*MATERIAL PROVIDED*.
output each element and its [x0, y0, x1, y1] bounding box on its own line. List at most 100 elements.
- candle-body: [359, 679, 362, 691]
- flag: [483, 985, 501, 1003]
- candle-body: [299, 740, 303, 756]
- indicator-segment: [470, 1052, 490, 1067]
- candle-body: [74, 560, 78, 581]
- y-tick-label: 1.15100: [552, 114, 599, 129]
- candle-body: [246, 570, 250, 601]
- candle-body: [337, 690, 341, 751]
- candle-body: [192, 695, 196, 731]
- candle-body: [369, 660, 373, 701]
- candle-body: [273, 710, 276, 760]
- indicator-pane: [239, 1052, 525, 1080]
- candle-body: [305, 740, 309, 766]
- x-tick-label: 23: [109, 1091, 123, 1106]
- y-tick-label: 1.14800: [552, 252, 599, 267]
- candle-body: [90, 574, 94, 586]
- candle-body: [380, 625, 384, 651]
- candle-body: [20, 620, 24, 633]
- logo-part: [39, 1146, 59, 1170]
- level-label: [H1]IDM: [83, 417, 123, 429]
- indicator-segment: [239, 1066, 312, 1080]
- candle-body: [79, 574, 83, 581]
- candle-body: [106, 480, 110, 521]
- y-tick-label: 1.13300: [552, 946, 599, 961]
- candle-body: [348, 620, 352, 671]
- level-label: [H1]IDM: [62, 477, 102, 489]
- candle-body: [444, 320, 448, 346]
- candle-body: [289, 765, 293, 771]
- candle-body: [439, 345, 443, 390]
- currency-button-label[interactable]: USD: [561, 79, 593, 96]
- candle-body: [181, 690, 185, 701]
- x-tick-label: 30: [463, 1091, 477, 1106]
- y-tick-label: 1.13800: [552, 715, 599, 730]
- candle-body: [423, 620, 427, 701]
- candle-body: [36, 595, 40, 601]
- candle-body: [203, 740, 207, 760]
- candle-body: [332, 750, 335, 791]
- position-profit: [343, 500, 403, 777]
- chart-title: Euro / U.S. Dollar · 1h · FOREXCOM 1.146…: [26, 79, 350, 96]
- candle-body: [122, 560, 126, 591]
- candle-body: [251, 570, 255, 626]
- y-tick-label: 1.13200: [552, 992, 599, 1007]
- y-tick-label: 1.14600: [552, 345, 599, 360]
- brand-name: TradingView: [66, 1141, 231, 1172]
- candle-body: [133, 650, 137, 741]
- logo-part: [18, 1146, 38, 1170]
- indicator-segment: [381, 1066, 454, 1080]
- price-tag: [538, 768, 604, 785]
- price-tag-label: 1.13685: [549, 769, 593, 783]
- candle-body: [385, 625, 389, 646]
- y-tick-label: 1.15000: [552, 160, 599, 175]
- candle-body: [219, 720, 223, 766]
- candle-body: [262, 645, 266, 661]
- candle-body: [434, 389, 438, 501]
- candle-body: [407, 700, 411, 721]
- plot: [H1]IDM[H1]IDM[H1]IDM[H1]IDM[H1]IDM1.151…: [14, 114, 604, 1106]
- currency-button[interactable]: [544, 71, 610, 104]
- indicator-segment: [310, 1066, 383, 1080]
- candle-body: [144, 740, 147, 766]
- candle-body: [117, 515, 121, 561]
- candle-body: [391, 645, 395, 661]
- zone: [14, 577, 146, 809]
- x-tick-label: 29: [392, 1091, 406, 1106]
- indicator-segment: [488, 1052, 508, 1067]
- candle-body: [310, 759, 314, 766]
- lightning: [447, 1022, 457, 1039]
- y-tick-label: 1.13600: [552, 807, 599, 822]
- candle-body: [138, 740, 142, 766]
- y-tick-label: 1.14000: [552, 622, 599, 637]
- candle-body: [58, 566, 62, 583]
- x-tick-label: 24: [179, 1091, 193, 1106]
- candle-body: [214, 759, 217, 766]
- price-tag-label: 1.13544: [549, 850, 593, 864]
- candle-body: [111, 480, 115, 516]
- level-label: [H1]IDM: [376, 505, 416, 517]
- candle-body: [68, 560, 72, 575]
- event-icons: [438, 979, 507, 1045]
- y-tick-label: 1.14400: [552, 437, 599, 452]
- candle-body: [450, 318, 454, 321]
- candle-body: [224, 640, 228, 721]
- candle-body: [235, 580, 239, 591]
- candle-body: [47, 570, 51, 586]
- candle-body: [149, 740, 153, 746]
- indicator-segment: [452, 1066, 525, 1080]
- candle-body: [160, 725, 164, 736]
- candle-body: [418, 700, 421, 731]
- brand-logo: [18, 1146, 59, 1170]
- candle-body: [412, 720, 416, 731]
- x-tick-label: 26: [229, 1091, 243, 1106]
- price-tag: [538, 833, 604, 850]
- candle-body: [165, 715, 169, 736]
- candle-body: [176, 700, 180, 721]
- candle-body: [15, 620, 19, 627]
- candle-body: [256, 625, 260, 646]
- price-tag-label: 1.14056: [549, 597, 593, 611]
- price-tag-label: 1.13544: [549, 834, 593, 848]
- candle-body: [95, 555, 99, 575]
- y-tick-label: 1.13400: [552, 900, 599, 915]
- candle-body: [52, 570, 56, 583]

*GIVEN TASK*.
Repeat the records word for word, from their first line through the line with "- candle-body: [90, 574, 94, 586]", including both of those lines.

*RESULT*.
output each element and its [x0, y0, x1, y1] bounding box on its own line. List at most 100 elements.
- candle-body: [359, 679, 362, 691]
- flag: [483, 985, 501, 1003]
- candle-body: [299, 740, 303, 756]
- indicator-segment: [470, 1052, 490, 1067]
- candle-body: [74, 560, 78, 581]
- y-tick-label: 1.15100: [552, 114, 599, 129]
- candle-body: [246, 570, 250, 601]
- candle-body: [337, 690, 341, 751]
- candle-body: [192, 695, 196, 731]
- candle-body: [369, 660, 373, 701]
- candle-body: [273, 710, 276, 760]
- indicator-pane: [239, 1052, 525, 1080]
- candle-body: [305, 740, 309, 766]
- x-tick-label: 23: [109, 1091, 123, 1106]
- y-tick-label: 1.14800: [552, 252, 599, 267]
- candle-body: [90, 574, 94, 586]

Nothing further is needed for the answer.